_EXERCISE DETAILS_
Set down every entry word for word. Omit the pictures.
━━━━━ GIVEN ENTRIES ━━━━━
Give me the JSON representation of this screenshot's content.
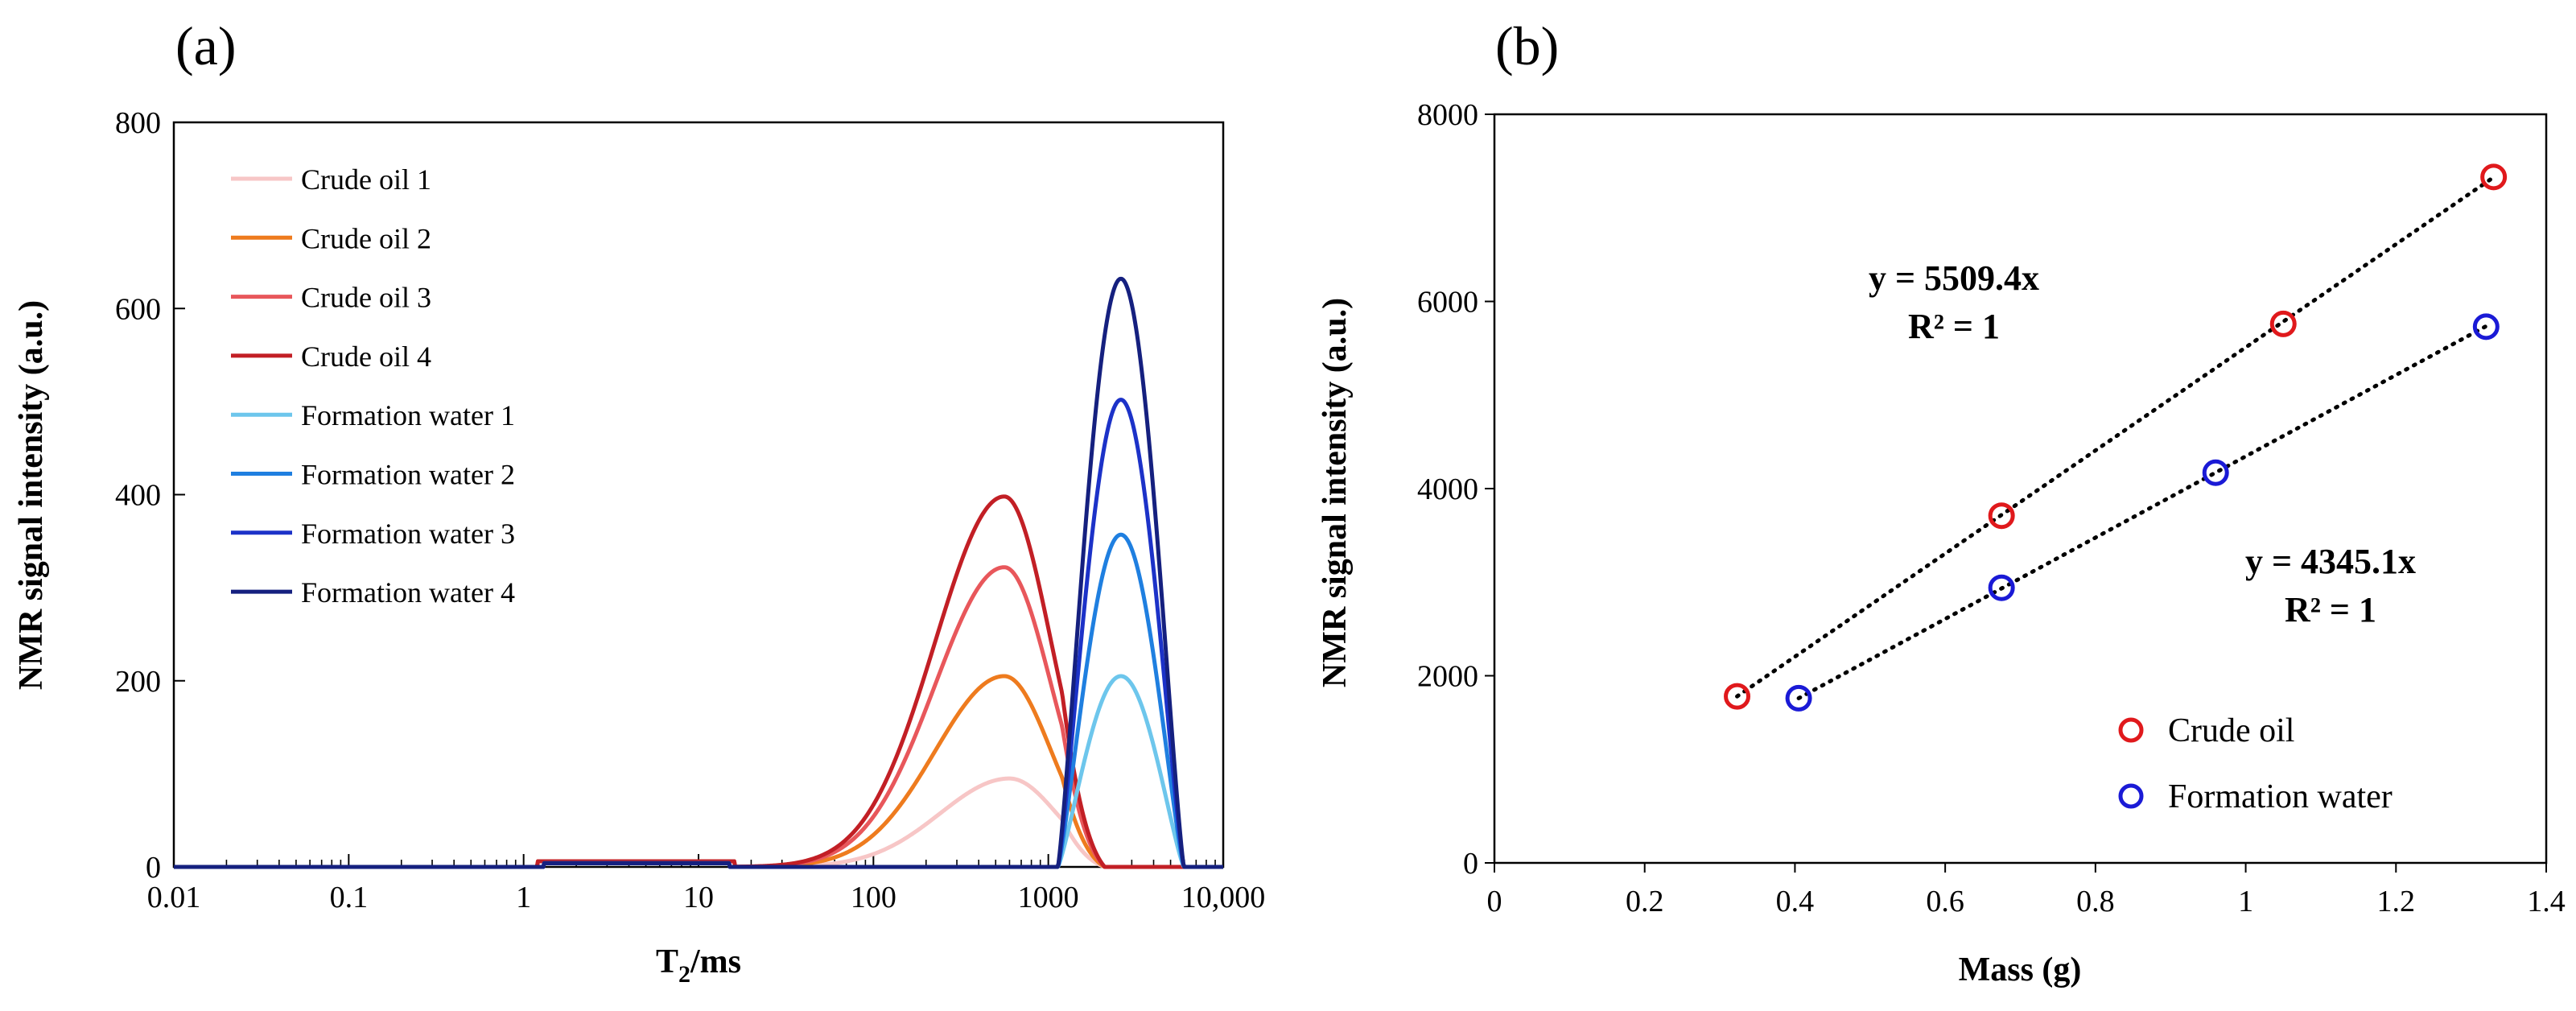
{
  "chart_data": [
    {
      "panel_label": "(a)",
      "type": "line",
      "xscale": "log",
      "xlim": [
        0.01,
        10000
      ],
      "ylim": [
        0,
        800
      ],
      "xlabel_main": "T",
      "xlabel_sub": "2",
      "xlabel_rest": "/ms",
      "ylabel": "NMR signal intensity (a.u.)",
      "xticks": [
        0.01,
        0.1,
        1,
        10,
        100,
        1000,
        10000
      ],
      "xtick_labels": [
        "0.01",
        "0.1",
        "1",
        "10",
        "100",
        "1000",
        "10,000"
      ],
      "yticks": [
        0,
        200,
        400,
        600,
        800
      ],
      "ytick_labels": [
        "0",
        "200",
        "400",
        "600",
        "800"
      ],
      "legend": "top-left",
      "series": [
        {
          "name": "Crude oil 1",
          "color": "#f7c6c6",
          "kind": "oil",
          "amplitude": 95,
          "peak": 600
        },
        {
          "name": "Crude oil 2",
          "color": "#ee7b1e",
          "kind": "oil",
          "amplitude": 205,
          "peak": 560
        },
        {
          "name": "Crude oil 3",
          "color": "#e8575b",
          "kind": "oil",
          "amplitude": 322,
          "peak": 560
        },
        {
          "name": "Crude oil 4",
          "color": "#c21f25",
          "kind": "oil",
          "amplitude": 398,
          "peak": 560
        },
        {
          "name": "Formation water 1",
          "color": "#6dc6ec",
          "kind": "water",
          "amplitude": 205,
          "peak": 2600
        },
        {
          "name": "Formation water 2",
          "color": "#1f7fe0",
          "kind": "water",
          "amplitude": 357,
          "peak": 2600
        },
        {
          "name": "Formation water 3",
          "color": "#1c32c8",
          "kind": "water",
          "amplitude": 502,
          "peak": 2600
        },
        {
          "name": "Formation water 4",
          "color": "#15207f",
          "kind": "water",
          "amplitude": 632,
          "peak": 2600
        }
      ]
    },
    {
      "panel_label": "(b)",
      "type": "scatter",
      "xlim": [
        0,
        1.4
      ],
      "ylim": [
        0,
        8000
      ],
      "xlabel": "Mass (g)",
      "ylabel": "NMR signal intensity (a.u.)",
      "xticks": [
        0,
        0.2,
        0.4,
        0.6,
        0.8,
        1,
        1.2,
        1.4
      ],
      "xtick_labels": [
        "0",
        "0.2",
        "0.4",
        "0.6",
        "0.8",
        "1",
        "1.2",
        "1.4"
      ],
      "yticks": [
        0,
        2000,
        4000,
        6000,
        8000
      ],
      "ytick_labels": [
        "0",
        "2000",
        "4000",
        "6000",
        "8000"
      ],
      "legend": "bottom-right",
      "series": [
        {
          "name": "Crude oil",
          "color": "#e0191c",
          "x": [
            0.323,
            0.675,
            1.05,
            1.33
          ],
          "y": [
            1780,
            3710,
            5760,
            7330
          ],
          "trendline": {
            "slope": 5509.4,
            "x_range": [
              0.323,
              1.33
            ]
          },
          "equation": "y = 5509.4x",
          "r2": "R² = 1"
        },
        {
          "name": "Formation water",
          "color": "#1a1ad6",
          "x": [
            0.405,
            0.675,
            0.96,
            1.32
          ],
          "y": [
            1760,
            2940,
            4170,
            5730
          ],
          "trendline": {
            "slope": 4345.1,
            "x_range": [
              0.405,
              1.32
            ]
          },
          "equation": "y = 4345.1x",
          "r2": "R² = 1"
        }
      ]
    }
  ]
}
━━━━━
_RESPONSE TO THE EXERCISE_
Give me the JSON representation of this screenshot's content.
{
  "chart_data": [
    {
      "panel_label": "(a)",
      "type": "line",
      "xscale": "log",
      "xlim": [
        0.01,
        10000
      ],
      "ylim": [
        0,
        800
      ],
      "xlabel_main": "T",
      "xlabel_sub": "2",
      "xlabel_rest": "/ms",
      "ylabel": "NMR signal intensity (a.u.)",
      "xticks": [
        0.01,
        0.1,
        1,
        10,
        100,
        1000,
        10000
      ],
      "xtick_labels": [
        "0.01",
        "0.1",
        "1",
        "10",
        "100",
        "1000",
        "10,000"
      ],
      "yticks": [
        0,
        200,
        400,
        600,
        800
      ],
      "ytick_labels": [
        "0",
        "200",
        "400",
        "600",
        "800"
      ],
      "legend": "top-left",
      "series": [
        {
          "name": "Crude oil 1",
          "color": "#f7c6c6",
          "kind": "oil",
          "amplitude": 95,
          "peak": 600
        },
        {
          "name": "Crude oil 2",
          "color": "#ee7b1e",
          "kind": "oil",
          "amplitude": 205,
          "peak": 560
        },
        {
          "name": "Crude oil 3",
          "color": "#e8575b",
          "kind": "oil",
          "amplitude": 322,
          "peak": 560
        },
        {
          "name": "Crude oil 4",
          "color": "#c21f25",
          "kind": "oil",
          "amplitude": 398,
          "peak": 560
        },
        {
          "name": "Formation water 1",
          "color": "#6dc6ec",
          "kind": "water",
          "amplitude": 205,
          "peak": 2600
        },
        {
          "name": "Formation water 2",
          "color": "#1f7fe0",
          "kind": "water",
          "amplitude": 357,
          "peak": 2600
        },
        {
          "name": "Formation water 3",
          "color": "#1c32c8",
          "kind": "water",
          "amplitude": 502,
          "peak": 2600
        },
        {
          "name": "Formation water 4",
          "color": "#15207f",
          "kind": "water",
          "amplitude": 632,
          "peak": 2600
        }
      ]
    },
    {
      "panel_label": "(b)",
      "type": "scatter",
      "xlim": [
        0,
        1.4
      ],
      "ylim": [
        0,
        8000
      ],
      "xlabel": "Mass (g)",
      "ylabel": "NMR signal intensity (a.u.)",
      "xticks": [
        0,
        0.2,
        0.4,
        0.6,
        0.8,
        1,
        1.2,
        1.4
      ],
      "xtick_labels": [
        "0",
        "0.2",
        "0.4",
        "0.6",
        "0.8",
        "1",
        "1.2",
        "1.4"
      ],
      "yticks": [
        0,
        2000,
        4000,
        6000,
        8000
      ],
      "ytick_labels": [
        "0",
        "2000",
        "4000",
        "6000",
        "8000"
      ],
      "legend": "bottom-right",
      "series": [
        {
          "name": "Crude oil",
          "color": "#e0191c",
          "x": [
            0.323,
            0.675,
            1.05,
            1.33
          ],
          "y": [
            1780,
            3710,
            5760,
            7330
          ],
          "trendline": {
            "slope": 5509.4,
            "x_range": [
              0.323,
              1.33
            ]
          },
          "equation": "y = 5509.4x",
          "r2": "R² = 1"
        },
        {
          "name": "Formation water",
          "color": "#1a1ad6",
          "x": [
            0.405,
            0.675,
            0.96,
            1.32
          ],
          "y": [
            1760,
            2940,
            4170,
            5730
          ],
          "trendline": {
            "slope": 4345.1,
            "x_range": [
              0.405,
              1.32
            ]
          },
          "equation": "y = 4345.1x",
          "r2": "R² = 1"
        }
      ]
    }
  ]
}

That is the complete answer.